___ STORED ROWS ___

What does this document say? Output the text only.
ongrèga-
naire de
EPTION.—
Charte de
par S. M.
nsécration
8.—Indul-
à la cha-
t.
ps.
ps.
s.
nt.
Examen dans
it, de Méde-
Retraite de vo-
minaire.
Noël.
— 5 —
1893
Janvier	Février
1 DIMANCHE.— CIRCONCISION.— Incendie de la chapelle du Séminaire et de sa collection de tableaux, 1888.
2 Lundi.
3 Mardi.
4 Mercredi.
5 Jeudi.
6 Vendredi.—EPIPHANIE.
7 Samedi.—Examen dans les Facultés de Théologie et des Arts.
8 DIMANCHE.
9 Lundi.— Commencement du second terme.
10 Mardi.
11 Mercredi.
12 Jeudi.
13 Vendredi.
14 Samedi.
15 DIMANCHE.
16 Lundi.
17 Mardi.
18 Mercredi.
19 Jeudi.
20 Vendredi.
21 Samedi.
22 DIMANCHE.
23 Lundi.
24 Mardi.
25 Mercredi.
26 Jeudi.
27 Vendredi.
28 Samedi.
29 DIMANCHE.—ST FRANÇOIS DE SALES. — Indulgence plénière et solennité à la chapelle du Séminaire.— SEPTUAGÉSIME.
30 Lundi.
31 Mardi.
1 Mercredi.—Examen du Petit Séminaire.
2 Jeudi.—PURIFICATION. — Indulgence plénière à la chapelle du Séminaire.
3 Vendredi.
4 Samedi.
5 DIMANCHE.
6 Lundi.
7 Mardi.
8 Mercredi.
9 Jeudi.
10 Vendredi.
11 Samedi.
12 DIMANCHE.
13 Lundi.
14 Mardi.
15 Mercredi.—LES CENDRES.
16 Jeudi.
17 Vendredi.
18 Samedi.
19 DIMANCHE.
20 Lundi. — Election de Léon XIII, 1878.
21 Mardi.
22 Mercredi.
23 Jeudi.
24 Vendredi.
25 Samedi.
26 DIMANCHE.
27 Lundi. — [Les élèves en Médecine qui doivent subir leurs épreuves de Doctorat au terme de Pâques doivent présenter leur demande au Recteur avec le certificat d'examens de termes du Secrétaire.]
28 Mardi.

___

— THE REQUEST —
Find the word "Indulgence" in the data and copy out each line where it turns up.

— EXERCISE RESPONSE —
29 DIMANCHE.—ST FRANÇOIS DE SALES. — Indulgence plénière et solennité à la chapelle du Séminaire.— SEPTUAGÉSIME.
2 Jeudi.—PURIFICATION. — Indulgence plénière à la chapelle du Séminaire.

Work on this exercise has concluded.